Cosmogenic radionuclide (CRN) exposure dating (Granger et al., 2013; Schaefer et al., 2022), luminescence dating (Rhodes, 2011; Murray et al., 2021), and radiocarbon dating (Hajdas et al., 2021) are geochronological techniques that are the most widely applicable to the recent geological past. All three of the techniques allow determination of the deposition age of sediments and associated materials, and cosmogenic radionuclides can also be used to quantify the rate at which landforms or landscapes are lowered by physical and chemical erosion processes. The three techniques have made important contributions to the reconstruction of past environments (Roberts et al., 2001; Singhvi and Porat, 2008; Balco, 2019; Hocknull et al., 2020), and CRN and luminescence dating have revolutionised the field of quantitative geomorphology (Granger and Schaller, 2014; Dixon and Riebe, 2014; Guralnik et al., 2015; King et al., 2016). Radiocarbon dating, luminescence dating, and (to some extent) CRN exposure dating have also made substantial contributions to archaeology (Akcar et al., 2008; Renfrew, 2011; Roberts et al., 2015), including to the debates on the timing of human evolution and migration (Granger et al., 2015; Clarkson et al., 2017; Jacobs et al., 2019; Zilhão et al., 2020; Crabtree et al., 2021).
Like most geochronological techniques, the three dating techniques require specialised training, laboratories, and equipment, and they involve lengthy and costly sample preparation procedures. As a result, studies relying on CRN, luminescence, or radiocarbon techniques will often produce relatively small datasets (n<100) that address very specific research questions and focus on relatively small study areas. Furthermore, the lack of formal reporting standards (Schaefer et al., 2022; Murray et al., 2021; Hajdas et al., 2021) coupled with the disconnect that exists in some cases between the researchers collecting the samples and interpreting the ages and/or rates and the researchers preparing the samples and undertaking the measurements means that the techniques often produce datasets that are unmanaged. These datasets may become forgotten once the study has been completed and results are published, and they may not include sufficient levels of supporting information for the quality of the raw data to be easily determined or for the raw data to be reusable with confidence – for example, in instances where data need to be recalculated due to updated measurement standards and/or data reduction protocols. The above limitations mean that carefully curated compilations of CRN, luminescence, and radiocarbon data are necessary to allow for larger-scale synoptic studies and instances where the quality rating of ages/denudation rates is desirable; moreover, carefully curated compilations of these data are critical to ensuring the longevity and value of often irreplaceable legacy data.

(Stored data)
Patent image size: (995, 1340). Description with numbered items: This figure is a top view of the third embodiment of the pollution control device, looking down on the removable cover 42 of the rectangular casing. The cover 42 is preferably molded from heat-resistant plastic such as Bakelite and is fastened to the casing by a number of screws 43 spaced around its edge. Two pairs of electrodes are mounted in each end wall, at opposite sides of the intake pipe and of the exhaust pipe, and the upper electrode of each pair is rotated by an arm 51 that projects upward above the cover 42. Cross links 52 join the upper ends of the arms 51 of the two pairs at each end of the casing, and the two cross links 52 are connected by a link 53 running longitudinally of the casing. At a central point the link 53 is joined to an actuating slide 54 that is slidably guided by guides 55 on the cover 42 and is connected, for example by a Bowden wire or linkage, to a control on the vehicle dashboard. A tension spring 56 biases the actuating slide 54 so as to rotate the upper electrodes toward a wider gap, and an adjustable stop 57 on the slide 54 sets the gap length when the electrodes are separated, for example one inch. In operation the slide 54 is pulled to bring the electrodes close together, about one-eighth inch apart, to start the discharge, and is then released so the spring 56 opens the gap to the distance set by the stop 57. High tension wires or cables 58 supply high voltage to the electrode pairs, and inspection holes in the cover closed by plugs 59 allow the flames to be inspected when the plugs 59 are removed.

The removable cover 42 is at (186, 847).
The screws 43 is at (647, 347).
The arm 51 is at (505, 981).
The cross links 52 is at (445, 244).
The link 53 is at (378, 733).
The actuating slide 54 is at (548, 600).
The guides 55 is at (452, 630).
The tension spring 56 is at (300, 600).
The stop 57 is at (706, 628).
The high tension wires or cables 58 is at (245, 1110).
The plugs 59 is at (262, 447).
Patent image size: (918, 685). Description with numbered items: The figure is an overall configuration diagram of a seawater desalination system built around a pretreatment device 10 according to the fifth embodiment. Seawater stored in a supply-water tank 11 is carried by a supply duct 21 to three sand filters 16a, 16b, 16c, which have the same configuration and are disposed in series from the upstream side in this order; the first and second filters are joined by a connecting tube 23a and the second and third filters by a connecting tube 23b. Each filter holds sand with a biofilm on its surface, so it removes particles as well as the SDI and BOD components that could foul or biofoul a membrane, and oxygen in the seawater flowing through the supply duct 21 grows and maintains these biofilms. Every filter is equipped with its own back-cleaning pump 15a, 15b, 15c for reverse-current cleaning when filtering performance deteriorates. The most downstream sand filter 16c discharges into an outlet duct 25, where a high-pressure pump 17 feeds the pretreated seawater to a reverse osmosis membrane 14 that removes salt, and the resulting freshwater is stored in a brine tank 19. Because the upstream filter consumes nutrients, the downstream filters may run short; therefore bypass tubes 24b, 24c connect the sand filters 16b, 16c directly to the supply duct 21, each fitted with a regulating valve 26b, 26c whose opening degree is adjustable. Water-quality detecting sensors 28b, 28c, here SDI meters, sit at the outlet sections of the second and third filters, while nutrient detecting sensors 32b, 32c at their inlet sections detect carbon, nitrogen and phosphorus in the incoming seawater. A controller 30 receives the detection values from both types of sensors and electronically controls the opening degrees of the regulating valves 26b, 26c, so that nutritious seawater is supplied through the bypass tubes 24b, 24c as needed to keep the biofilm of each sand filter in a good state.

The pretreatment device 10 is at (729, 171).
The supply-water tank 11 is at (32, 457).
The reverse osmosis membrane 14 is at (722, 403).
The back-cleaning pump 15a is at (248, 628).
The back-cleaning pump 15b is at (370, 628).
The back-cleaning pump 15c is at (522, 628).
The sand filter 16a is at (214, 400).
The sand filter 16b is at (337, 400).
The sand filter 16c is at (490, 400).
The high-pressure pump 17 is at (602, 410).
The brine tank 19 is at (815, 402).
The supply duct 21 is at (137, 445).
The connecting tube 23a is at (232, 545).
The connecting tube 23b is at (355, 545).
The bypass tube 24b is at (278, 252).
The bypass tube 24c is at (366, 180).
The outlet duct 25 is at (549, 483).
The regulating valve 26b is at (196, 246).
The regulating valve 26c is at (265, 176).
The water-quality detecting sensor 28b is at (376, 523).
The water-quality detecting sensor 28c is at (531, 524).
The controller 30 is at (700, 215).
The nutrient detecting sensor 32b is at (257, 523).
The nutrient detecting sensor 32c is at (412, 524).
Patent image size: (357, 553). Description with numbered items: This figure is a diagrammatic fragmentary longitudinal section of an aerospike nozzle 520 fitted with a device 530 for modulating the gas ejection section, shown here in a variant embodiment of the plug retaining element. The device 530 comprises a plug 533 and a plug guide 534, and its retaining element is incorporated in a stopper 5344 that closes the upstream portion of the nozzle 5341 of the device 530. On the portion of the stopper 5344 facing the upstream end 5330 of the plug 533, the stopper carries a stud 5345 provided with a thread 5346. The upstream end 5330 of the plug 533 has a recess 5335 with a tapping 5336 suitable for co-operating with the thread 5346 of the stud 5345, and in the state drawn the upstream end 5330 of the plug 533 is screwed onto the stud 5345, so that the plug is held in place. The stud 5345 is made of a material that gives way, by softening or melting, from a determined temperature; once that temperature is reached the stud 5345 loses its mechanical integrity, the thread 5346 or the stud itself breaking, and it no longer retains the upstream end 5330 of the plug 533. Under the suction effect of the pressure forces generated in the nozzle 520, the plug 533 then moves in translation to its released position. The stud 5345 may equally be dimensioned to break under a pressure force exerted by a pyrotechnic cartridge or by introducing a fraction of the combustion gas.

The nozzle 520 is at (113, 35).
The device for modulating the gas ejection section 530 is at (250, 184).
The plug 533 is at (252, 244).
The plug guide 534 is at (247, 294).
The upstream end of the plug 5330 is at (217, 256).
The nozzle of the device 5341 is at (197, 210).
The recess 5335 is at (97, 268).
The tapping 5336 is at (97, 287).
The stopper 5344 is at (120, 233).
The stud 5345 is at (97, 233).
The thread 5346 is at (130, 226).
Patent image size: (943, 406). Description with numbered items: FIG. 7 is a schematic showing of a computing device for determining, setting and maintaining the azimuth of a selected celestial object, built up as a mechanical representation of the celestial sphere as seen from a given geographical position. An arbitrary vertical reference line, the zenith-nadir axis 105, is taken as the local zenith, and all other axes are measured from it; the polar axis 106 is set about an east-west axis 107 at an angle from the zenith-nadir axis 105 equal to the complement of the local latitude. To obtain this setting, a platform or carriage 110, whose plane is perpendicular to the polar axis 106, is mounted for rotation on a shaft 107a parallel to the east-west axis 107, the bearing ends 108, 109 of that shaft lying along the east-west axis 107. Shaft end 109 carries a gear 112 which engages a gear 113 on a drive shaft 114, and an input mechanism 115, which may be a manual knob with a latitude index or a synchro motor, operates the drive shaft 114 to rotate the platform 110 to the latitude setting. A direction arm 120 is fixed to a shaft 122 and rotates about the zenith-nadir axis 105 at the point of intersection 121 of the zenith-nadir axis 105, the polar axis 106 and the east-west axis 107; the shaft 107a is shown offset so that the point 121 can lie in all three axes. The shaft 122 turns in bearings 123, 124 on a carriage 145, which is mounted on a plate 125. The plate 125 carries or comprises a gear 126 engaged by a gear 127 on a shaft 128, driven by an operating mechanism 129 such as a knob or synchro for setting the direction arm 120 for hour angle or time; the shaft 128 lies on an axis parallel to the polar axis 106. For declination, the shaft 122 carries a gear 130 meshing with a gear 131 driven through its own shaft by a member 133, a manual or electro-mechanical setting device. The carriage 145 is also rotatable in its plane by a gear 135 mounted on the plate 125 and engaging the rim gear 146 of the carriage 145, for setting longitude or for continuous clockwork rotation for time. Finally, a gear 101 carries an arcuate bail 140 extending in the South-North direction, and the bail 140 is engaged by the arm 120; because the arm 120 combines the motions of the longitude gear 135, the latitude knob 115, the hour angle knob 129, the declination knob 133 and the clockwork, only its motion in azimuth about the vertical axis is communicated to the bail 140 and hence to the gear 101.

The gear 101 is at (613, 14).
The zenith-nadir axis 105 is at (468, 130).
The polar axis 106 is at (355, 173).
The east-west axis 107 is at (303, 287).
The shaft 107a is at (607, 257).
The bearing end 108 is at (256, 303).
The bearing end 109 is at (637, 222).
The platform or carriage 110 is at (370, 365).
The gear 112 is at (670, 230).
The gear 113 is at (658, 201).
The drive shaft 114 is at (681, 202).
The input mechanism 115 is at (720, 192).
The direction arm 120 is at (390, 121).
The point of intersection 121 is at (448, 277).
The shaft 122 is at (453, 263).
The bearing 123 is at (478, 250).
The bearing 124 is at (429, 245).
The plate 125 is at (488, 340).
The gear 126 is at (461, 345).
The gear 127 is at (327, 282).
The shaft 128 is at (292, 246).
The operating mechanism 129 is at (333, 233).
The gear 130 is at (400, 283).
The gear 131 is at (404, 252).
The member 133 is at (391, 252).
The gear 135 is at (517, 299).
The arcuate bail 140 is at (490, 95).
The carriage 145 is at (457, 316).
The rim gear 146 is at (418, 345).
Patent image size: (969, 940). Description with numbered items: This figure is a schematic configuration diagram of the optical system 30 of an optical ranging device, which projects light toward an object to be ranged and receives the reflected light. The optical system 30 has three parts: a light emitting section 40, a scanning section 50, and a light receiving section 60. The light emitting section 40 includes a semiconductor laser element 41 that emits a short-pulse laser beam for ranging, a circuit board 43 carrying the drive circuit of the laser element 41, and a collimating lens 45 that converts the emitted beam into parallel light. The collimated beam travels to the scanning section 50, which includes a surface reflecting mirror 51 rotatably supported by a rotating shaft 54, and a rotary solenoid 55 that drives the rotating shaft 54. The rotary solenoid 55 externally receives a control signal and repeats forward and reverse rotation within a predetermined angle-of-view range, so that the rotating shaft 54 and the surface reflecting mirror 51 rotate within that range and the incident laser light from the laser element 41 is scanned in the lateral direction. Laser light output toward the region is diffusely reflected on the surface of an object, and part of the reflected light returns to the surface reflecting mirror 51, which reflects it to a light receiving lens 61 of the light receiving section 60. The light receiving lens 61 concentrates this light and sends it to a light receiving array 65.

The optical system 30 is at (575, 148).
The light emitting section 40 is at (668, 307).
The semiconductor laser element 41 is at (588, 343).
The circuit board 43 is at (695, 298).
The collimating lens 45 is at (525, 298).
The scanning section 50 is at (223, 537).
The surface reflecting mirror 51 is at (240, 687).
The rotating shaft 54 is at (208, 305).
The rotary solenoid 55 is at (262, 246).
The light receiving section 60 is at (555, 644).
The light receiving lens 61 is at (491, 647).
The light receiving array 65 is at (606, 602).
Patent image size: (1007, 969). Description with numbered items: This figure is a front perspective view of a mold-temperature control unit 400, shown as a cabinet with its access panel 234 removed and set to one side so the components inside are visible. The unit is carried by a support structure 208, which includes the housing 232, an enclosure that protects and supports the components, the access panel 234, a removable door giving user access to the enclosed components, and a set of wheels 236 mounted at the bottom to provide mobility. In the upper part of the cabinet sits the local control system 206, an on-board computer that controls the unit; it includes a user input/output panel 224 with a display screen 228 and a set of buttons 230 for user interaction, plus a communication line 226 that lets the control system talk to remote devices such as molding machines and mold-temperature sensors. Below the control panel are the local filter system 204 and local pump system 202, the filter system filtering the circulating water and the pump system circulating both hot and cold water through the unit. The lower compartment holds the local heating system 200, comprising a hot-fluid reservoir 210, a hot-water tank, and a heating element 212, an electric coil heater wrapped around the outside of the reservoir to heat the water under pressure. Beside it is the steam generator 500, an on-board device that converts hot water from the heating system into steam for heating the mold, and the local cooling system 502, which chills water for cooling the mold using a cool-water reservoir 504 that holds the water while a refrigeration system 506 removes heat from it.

> _PROBLEMS TO SOLVE_:
• a. According to the passage on dating techniques, which two techniques revolutionized the field of quantitative geomorphology?
• b. Quote the entries word for word, beginning at their first line and stopping after the line that contains "The plugs 59 is at (262, 447).".

> _TASK RESPONSES_:
• a. CRN (cosmogenic radionuclide) dating and luminescence dating.

• b.
Patent image size: (995, 1340). Description with numbered items: This figure is a top view of the third embodiment of the pollution control device, looking down on the removable cover 42 of the rectangular casing. The cover 42 is preferably molded from heat-resistant plastic such as Bakelite and is fastened to the casing by a number of screws 43 spaced around its edge. Two pairs of electrodes are mounted in each end wall, at opposite sides of the intake pipe and of the exhaust pipe, and the upper electrode of each pair is rotated by an arm 51 that projects upward above the cover 42. Cross links 52 join the upper ends of the arms 51 of the two pairs at each end of the casing, and the two cross links 52 are connected by a link 53 running longitudinally of the casing. At a central point the link 53 is joined to an actuating slide 54 that is slidably guided by guides 55 on the cover 42 and is connected, for example by a Bowden wire or linkage, to a control on the vehicle dashboard. A tension spring 56 biases the actuating slide 54 so as to rotate the upper electrodes toward a wider gap, and an adjustable stop 57 on the slide 54 sets the gap length when the electrodes are separated, for example one inch. In operation the slide 54 is pulled to bring the electrodes close together, about one-eighth inch apart, to start the discharge, and is then released so the spring 56 opens the gap to the distance set by the stop 57. High tension wires or cables 58 supply high voltage to the electrode pairs, and inspection holes in the cover closed by plugs 59 allow the flames to be inspected when the plugs 59 are removed.

The removable cover 42 is at (186, 847).
The screws 43 is at (647, 347).
The arm 51 is at (505, 981).
The cross links 52 is at (445, 244).
The link 53 is at (378, 733).
The actuating slide 54 is at (548, 600).
The guides 55 is at (452, 630).
The tension spring 56 is at (300, 600).
The stop 57 is at (706, 628).
The high tension wires or cables 58 is at (245, 1110).
The plugs 59 is at (262, 447).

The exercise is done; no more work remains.